Records supplied =>
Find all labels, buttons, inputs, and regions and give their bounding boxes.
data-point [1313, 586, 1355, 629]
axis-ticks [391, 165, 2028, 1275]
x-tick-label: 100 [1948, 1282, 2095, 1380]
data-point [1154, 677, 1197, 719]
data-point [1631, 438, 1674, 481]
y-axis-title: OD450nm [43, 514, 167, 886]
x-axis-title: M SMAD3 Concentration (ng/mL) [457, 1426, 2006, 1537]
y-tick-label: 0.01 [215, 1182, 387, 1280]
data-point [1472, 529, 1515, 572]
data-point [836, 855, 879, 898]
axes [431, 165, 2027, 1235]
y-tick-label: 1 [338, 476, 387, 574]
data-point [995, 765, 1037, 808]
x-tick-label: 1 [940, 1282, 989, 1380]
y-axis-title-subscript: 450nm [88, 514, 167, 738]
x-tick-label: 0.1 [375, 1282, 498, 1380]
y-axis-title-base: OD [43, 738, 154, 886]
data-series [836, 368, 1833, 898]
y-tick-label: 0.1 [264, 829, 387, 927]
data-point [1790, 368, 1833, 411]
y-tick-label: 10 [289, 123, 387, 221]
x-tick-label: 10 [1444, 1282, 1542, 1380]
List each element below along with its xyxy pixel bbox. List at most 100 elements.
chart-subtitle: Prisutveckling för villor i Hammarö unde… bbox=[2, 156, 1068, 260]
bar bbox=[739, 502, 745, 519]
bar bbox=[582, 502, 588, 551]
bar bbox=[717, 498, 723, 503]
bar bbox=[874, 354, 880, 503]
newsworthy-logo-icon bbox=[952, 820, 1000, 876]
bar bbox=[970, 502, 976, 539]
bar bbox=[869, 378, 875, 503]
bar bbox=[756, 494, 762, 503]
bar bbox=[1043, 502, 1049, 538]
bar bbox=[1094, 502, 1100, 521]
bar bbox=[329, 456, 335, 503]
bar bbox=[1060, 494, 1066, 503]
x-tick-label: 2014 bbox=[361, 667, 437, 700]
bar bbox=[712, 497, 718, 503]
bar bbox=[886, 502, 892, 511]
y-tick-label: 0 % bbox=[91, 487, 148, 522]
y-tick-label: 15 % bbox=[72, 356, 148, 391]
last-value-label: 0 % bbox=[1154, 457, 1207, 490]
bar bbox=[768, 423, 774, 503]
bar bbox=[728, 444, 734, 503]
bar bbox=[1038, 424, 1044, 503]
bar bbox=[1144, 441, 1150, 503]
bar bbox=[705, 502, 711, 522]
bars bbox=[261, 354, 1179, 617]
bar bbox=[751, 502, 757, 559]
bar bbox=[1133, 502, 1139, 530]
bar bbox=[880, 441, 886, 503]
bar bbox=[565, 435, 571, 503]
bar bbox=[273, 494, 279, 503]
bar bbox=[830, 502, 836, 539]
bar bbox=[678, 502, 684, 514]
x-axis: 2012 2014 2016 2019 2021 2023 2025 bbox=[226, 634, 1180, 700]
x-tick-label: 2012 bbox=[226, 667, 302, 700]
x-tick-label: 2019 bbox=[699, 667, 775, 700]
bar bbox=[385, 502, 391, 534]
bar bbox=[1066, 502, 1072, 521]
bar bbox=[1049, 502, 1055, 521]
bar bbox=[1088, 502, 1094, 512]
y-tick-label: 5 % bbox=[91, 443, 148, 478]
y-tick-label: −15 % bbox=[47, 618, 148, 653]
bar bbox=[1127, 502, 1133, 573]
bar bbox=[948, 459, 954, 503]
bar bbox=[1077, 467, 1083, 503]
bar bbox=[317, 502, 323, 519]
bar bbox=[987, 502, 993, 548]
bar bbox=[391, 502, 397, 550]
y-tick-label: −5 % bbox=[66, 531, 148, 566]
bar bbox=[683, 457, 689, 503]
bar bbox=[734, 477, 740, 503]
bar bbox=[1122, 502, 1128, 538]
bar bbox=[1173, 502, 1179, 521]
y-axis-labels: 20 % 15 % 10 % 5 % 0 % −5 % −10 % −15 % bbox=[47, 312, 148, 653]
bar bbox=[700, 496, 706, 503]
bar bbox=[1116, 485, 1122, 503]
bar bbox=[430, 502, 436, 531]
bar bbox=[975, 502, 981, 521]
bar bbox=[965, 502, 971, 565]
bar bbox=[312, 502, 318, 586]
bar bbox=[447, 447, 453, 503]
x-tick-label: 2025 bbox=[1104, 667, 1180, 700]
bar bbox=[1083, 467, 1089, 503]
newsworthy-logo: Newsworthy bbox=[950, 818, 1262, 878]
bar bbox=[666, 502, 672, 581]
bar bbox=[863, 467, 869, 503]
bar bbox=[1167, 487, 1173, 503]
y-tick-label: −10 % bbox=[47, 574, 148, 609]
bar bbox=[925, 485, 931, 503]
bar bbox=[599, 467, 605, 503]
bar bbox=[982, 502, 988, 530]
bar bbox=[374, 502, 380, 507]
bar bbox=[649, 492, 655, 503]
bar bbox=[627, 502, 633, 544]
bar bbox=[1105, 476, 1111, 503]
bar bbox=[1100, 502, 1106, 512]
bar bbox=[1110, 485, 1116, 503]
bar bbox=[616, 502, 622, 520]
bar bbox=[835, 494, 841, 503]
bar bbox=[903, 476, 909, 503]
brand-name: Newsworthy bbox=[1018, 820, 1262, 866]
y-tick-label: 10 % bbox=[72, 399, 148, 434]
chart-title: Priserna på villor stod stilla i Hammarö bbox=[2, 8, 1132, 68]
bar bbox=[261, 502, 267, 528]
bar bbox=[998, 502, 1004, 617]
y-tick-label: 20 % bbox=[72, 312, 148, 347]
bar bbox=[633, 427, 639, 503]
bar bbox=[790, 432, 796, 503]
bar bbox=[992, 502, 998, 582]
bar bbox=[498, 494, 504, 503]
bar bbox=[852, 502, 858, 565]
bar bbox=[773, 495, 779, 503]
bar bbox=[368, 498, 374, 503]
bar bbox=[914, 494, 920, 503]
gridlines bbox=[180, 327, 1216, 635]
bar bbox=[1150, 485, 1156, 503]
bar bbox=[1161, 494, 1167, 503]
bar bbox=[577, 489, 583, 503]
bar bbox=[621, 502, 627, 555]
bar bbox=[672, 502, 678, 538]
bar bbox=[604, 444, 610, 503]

To be done =>
Copy the material above word for word, from its first line through the line containing "x-tick-label: 0.1 [375, 1282, 498, 1380]".

Exercise output =>
Find all labels, buttons, inputs, and regions and give their bounding boxes.
data-point [1313, 586, 1355, 629]
axis-ticks [391, 165, 2028, 1275]
x-tick-label: 100 [1948, 1282, 2095, 1380]
data-point [1154, 677, 1197, 719]
data-point [1631, 438, 1674, 481]
y-axis-title: OD450nm [43, 514, 167, 886]
x-axis-title: M SMAD3 Concentration (ng/mL) [457, 1426, 2006, 1537]
y-tick-label: 0.01 [215, 1182, 387, 1280]
data-point [1472, 529, 1515, 572]
data-point [836, 855, 879, 898]
axes [431, 165, 2027, 1235]
y-tick-label: 1 [338, 476, 387, 574]
data-point [995, 765, 1037, 808]
x-tick-label: 1 [940, 1282, 989, 1380]
y-axis-title-subscript: 450nm [88, 514, 167, 738]
x-tick-label: 0.1 [375, 1282, 498, 1380]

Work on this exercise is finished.